* Exercise task *
Extract every record, exactly as written, and ignore the pictures.
Start
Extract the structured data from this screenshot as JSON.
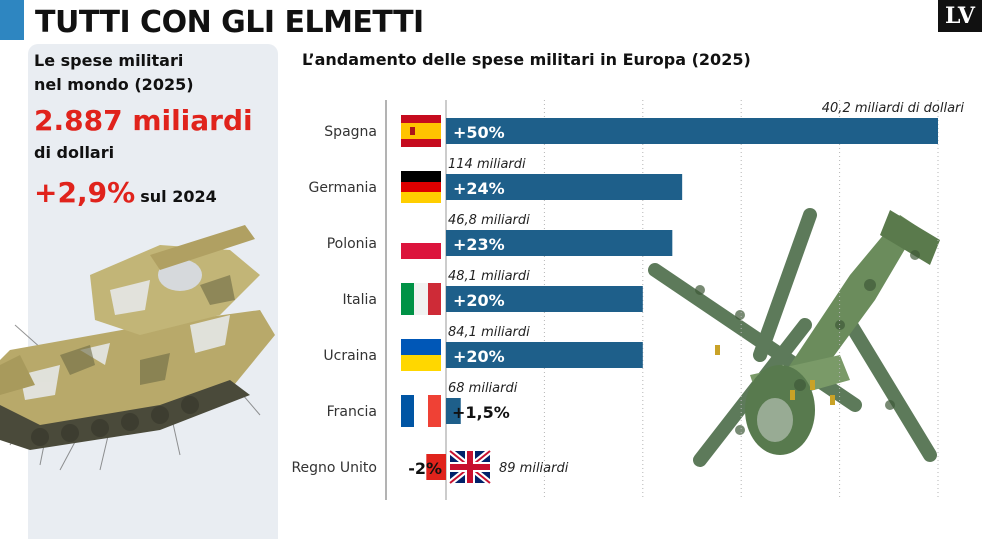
{
  "header": {
    "title": "TUTTI CON GLI ELMETTI",
    "logo": "LV"
  },
  "colors": {
    "accent": "#2e86c1",
    "bar": "#1e5f8a",
    "negative": "#e0231c",
    "highlight": "#e0231c",
    "panel": "#e9edf2"
  },
  "panel": {
    "heading_line1": "Le spese militari",
    "heading_line2": "nel mondo (2025)",
    "total": "2.887 miliardi",
    "unit": "di dollari",
    "change_pct": "+2,9%",
    "change_suffix": "sul 2024"
  },
  "images": {
    "tank": "tank-illustration",
    "helicopter": "attack-helicopter-illustration"
  },
  "chart_title": "L’andamento delle spese militari in Europa (2025)",
  "chart_data": {
    "type": "bar",
    "orientation": "horizontal",
    "title": "L’andamento delle spese militari in Europa (2025)",
    "xlabel": "",
    "ylabel": "",
    "xlim": [
      -2,
      50
    ],
    "categories": [
      "Spagna",
      "Germania",
      "Polonia",
      "Italia",
      "Ucraina",
      "Francia",
      "Regno Unito"
    ],
    "values": [
      50,
      24,
      23,
      20,
      20,
      1.5,
      -2
    ],
    "value_labels": [
      "+50%",
      "+24%",
      "+23%",
      "+20%",
      "+20%",
      "+1,5%",
      "-2%"
    ],
    "annotations": [
      "40,2 miliardi di dollari",
      "114 miliardi",
      "46,8 miliardi",
      "48,1 miliardi",
      "84,1 miliardi",
      "68 miliardi",
      "89 miliardi"
    ],
    "flags": [
      "spain-flag",
      "germany-flag",
      "poland-flag",
      "italy-flag",
      "ukraine-flag",
      "france-flag",
      "uk-flag"
    ]
  }
}
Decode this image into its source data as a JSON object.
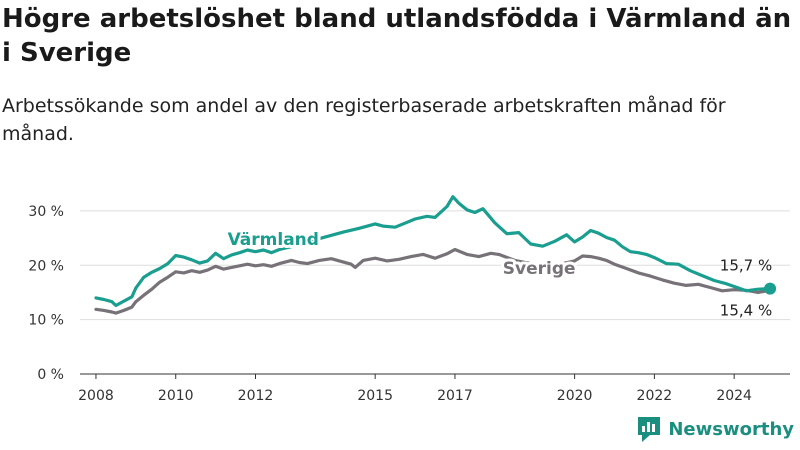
{
  "header": {
    "title": "Högre arbetslöshet bland utlandsfödda i Värmland än i Sverige",
    "subtitle": "Arbetssökande som andel av den registerbaserade arbetskraften månad för månad."
  },
  "brand": {
    "name": "Newsworthy",
    "color": "#1a8f80"
  },
  "chart_data": {
    "type": "line",
    "title": "Högre arbetslöshet bland utlandsfödda i Värmland än i Sverige",
    "subtitle": "Arbetssökande som andel av den registerbaserade arbetskraften månad för månad.",
    "xlabel": "",
    "ylabel": "",
    "xlim": [
      2007.6,
      2025.4
    ],
    "ylim": [
      0,
      32
    ],
    "x_ticks": [
      2008,
      2010,
      2012,
      2015,
      2017,
      2020,
      2022,
      2024
    ],
    "y_ticks": [
      {
        "value": 0,
        "label": "0 %"
      },
      {
        "value": 10,
        "label": "10 %"
      },
      {
        "value": 20,
        "label": "20 %"
      },
      {
        "value": 30,
        "label": "30 %"
      }
    ],
    "grid": "horizontal",
    "legend": "inline labels",
    "series": [
      {
        "name": "Värmland",
        "color": "#1a9e8f",
        "end_label": "15,7 %",
        "x": [
          2008.0,
          2008.2,
          2008.4,
          2008.5,
          2008.7,
          2008.9,
          2009.0,
          2009.2,
          2009.4,
          2009.6,
          2009.8,
          2010.0,
          2010.2,
          2010.4,
          2010.6,
          2010.8,
          2011.0,
          2011.2,
          2011.4,
          2011.6,
          2011.8,
          2012.0,
          2012.2,
          2012.4,
          2012.6,
          2013.0,
          2013.4,
          2013.8,
          2014.2,
          2014.6,
          2015.0,
          2015.2,
          2015.5,
          2015.8,
          2016.0,
          2016.3,
          2016.5,
          2016.8,
          2016.95,
          2017.1,
          2017.3,
          2017.5,
          2017.7,
          2018.0,
          2018.3,
          2018.6,
          2018.9,
          2019.2,
          2019.5,
          2019.8,
          2020.0,
          2020.2,
          2020.4,
          2020.6,
          2020.8,
          2021.0,
          2021.2,
          2021.4,
          2021.6,
          2021.8,
          2022.0,
          2022.3,
          2022.6,
          2022.9,
          2023.2,
          2023.5,
          2023.8,
          2024.0,
          2024.3,
          2024.6,
          2024.9
        ],
        "y": [
          14.0,
          13.7,
          13.3,
          12.6,
          13.4,
          14.2,
          15.8,
          17.8,
          18.7,
          19.4,
          20.3,
          21.8,
          21.5,
          21.0,
          20.4,
          20.8,
          22.2,
          21.2,
          21.9,
          22.3,
          22.8,
          22.5,
          22.8,
          22.3,
          22.9,
          23.6,
          24.5,
          25.3,
          26.1,
          26.8,
          27.6,
          27.2,
          27.0,
          27.9,
          28.5,
          29.0,
          28.8,
          30.8,
          32.6,
          31.4,
          30.2,
          29.7,
          30.4,
          27.8,
          25.8,
          26.0,
          23.9,
          23.5,
          24.4,
          25.6,
          24.3,
          25.2,
          26.4,
          25.9,
          25.1,
          24.6,
          23.4,
          22.5,
          22.3,
          22.0,
          21.4,
          20.3,
          20.2,
          19.0,
          18.1,
          17.2,
          16.6,
          16.1,
          15.3,
          15.6,
          15.7
        ]
      },
      {
        "name": "Sverige",
        "color": "#777277",
        "end_label": "15,4 %",
        "x": [
          2008.0,
          2008.2,
          2008.4,
          2008.5,
          2008.7,
          2008.9,
          2009.0,
          2009.2,
          2009.4,
          2009.6,
          2009.8,
          2010.0,
          2010.2,
          2010.4,
          2010.6,
          2010.8,
          2011.0,
          2011.2,
          2011.4,
          2011.6,
          2011.8,
          2012.0,
          2012.2,
          2012.4,
          2012.6,
          2012.9,
          2013.1,
          2013.3,
          2013.6,
          2013.9,
          2014.1,
          2014.4,
          2014.5,
          2014.7,
          2015.0,
          2015.3,
          2015.6,
          2015.9,
          2016.2,
          2016.5,
          2016.8,
          2017.0,
          2017.3,
          2017.6,
          2017.9,
          2018.1,
          2018.5,
          2018.9,
          2019.3,
          2019.7,
          2020.0,
          2020.2,
          2020.4,
          2020.6,
          2020.8,
          2021.0,
          2021.3,
          2021.6,
          2021.9,
          2022.2,
          2022.5,
          2022.8,
          2023.1,
          2023.4,
          2023.7,
          2024.0,
          2024.3,
          2024.6,
          2024.9
        ],
        "y": [
          11.9,
          11.7,
          11.4,
          11.2,
          11.7,
          12.3,
          13.3,
          14.5,
          15.6,
          16.9,
          17.8,
          18.8,
          18.6,
          19.0,
          18.7,
          19.1,
          19.8,
          19.3,
          19.6,
          19.9,
          20.2,
          19.9,
          20.1,
          19.8,
          20.3,
          20.9,
          20.5,
          20.3,
          20.9,
          21.2,
          20.8,
          20.2,
          19.6,
          20.9,
          21.3,
          20.8,
          21.1,
          21.6,
          22.0,
          21.3,
          22.1,
          22.9,
          22.0,
          21.6,
          22.2,
          22.0,
          20.9,
          20.3,
          19.8,
          20.3,
          20.8,
          21.7,
          21.6,
          21.3,
          20.9,
          20.2,
          19.4,
          18.6,
          18.0,
          17.3,
          16.7,
          16.3,
          16.5,
          15.9,
          15.3,
          15.5,
          15.4,
          15.0,
          15.4
        ]
      }
    ]
  }
}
End
* The reply *
Extract the structured data from this screenshot as JSON.
{
  "header": {
    "title": "TUTTI CON GLI ELMETTI",
    "logo": "LV"
  },
  "colors": {
    "accent": "#2e86c1",
    "bar": "#1e5f8a",
    "negative": "#e0231c",
    "highlight": "#e0231c",
    "panel": "#e9edf2"
  },
  "panel": {
    "heading_line1": "Le spese militari",
    "heading_line2": "nel mondo (2025)",
    "total": "2.887 miliardi",
    "unit": "di dollari",
    "change_pct": "+2,9%",
    "change_suffix": "sul 2024"
  },
  "images": {
    "tank": "tank-illustration",
    "helicopter": "attack-helicopter-illustration"
  },
  "chart_title": "L’andamento delle spese militari in Europa (2025)",
  "chart_data": {
    "type": "bar",
    "orientation": "horizontal",
    "title": "L’andamento delle spese militari in Europa (2025)",
    "xlabel": "",
    "ylabel": "",
    "xlim": [
      -2,
      50
    ],
    "categories": [
      "Spagna",
      "Germania",
      "Polonia",
      "Italia",
      "Ucraina",
      "Francia",
      "Regno Unito"
    ],
    "values": [
      50,
      24,
      23,
      20,
      20,
      1.5,
      -2
    ],
    "value_labels": [
      "+50%",
      "+24%",
      "+23%",
      "+20%",
      "+20%",
      "+1,5%",
      "-2%"
    ],
    "annotations": [
      "40,2 miliardi di dollari",
      "114 miliardi",
      "46,8 miliardi",
      "48,1 miliardi",
      "84,1 miliardi",
      "68 miliardi",
      "89 miliardi"
    ],
    "flags": [
      "spain-flag",
      "germany-flag",
      "poland-flag",
      "italy-flag",
      "ukraine-flag",
      "france-flag",
      "uk-flag"
    ]
  }
}
Decode this image into its source data as a JSON object.
{
  "header": {
    "title": "Högre arbetslöshet bland utlandsfödda i Värmland än i Sverige",
    "subtitle": "Arbetssökande som andel av den registerbaserade arbetskraften månad för månad."
  },
  "brand": {
    "name": "Newsworthy",
    "color": "#1a8f80"
  },
  "chart_data": {
    "type": "line",
    "title": "Högre arbetslöshet bland utlandsfödda i Värmland än i Sverige",
    "subtitle": "Arbetssökande som andel av den registerbaserade arbetskraften månad för månad.",
    "xlabel": "",
    "ylabel": "",
    "xlim": [
      2007.6,
      2025.4
    ],
    "ylim": [
      0,
      32
    ],
    "x_ticks": [
      2008,
      2010,
      2012,
      2015,
      2017,
      2020,
      2022,
      2024
    ],
    "y_ticks": [
      {
        "value": 0,
        "label": "0 %"
      },
      {
        "value": 10,
        "label": "10 %"
      },
      {
        "value": 20,
        "label": "20 %"
      },
      {
        "value": 30,
        "label": "30 %"
      }
    ],
    "grid": "horizontal",
    "legend": "inline labels",
    "series": [
      {
        "name": "Värmland",
        "color": "#1a9e8f",
        "end_label": "15,7 %",
        "x": [
          2008.0,
          2008.2,
          2008.4,
          2008.5,
          2008.7,
          2008.9,
          2009.0,
          2009.2,
          2009.4,
          2009.6,
          2009.8,
          2010.0,
          2010.2,
          2010.4,
          2010.6,
          2010.8,
          2011.0,
          2011.2,
          2011.4,
          2011.6,
          2011.8,
          2012.0,
          2012.2,
          2012.4,
          2012.6,
          2013.0,
          2013.4,
          2013.8,
          2014.2,
          2014.6,
          2015.0,
          2015.2,
          2015.5,
          2015.8,
          2016.0,
          2016.3,
          2016.5,
          2016.8,
          2016.95,
          2017.1,
          2017.3,
          2017.5,
          2017.7,
          2018.0,
          2018.3,
          2018.6,
          2018.9,
          2019.2,
          2019.5,
          2019.8,
          2020.0,
          2020.2,
          2020.4,
          2020.6,
          2020.8,
          2021.0,
          2021.2,
          2021.4,
          2021.6,
          2021.8,
          2022.0,
          2022.3,
          2022.6,
          2022.9,
          2023.2,
          2023.5,
          2023.8,
          2024.0,
          2024.3,
          2024.6,
          2024.9
        ],
        "y": [
          14.0,
          13.7,
          13.3,
          12.6,
          13.4,
          14.2,
          15.8,
          17.8,
          18.7,
          19.4,
          20.3,
          21.8,
          21.5,
          21.0,
          20.4,
          20.8,
          22.2,
          21.2,
          21.9,
          22.3,
          22.8,
          22.5,
          22.8,
          22.3,
          22.9,
          23.6,
          24.5,
          25.3,
          26.1,
          26.8,
          27.6,
          27.2,
          27.0,
          27.9,
          28.5,
          29.0,
          28.8,
          30.8,
          32.6,
          31.4,
          30.2,
          29.7,
          30.4,
          27.8,
          25.8,
          26.0,
          23.9,
          23.5,
          24.4,
          25.6,
          24.3,
          25.2,
          26.4,
          25.9,
          25.1,
          24.6,
          23.4,
          22.5,
          22.3,
          22.0,
          21.4,
          20.3,
          20.2,
          19.0,
          18.1,
          17.2,
          16.6,
          16.1,
          15.3,
          15.6,
          15.7
        ]
      },
      {
        "name": "Sverige",
        "color": "#777277",
        "end_label": "15,4 %",
        "x": [
          2008.0,
          2008.2,
          2008.4,
          2008.5,
          2008.7,
          2008.9,
          2009.0,
          2009.2,
          2009.4,
          2009.6,
          2009.8,
          2010.0,
          2010.2,
          2010.4,
          2010.6,
          2010.8,
          2011.0,
          2011.2,
          2011.4,
          2011.6,
          2011.8,
          2012.0,
          2012.2,
          2012.4,
          2012.6,
          2012.9,
          2013.1,
          2013.3,
          2013.6,
          2013.9,
          2014.1,
          2014.4,
          2014.5,
          2014.7,
          2015.0,
          2015.3,
          2015.6,
          2015.9,
          2016.2,
          2016.5,
          2016.8,
          2017.0,
          2017.3,
          2017.6,
          2017.9,
          2018.1,
          2018.5,
          2018.9,
          2019.3,
          2019.7,
          2020.0,
          2020.2,
          2020.4,
          2020.6,
          2020.8,
          2021.0,
          2021.3,
          2021.6,
          2021.9,
          2022.2,
          2022.5,
          2022.8,
          2023.1,
          2023.4,
          2023.7,
          2024.0,
          2024.3,
          2024.6,
          2024.9
        ],
        "y": [
          11.9,
          11.7,
          11.4,
          11.2,
          11.7,
          12.3,
          13.3,
          14.5,
          15.6,
          16.9,
          17.8,
          18.8,
          18.6,
          19.0,
          18.7,
          19.1,
          19.8,
          19.3,
          19.6,
          19.9,
          20.2,
          19.9,
          20.1,
          19.8,
          20.3,
          20.9,
          20.5,
          20.3,
          20.9,
          21.2,
          20.8,
          20.2,
          19.6,
          20.9,
          21.3,
          20.8,
          21.1,
          21.6,
          22.0,
          21.3,
          22.1,
          22.9,
          22.0,
          21.6,
          22.2,
          22.0,
          20.9,
          20.3,
          19.8,
          20.3,
          20.8,
          21.7,
          21.6,
          21.3,
          20.9,
          20.2,
          19.4,
          18.6,
          18.0,
          17.3,
          16.7,
          16.3,
          16.5,
          15.9,
          15.3,
          15.5,
          15.4,
          15.0,
          15.4
        ]
      }
    ]
  }
}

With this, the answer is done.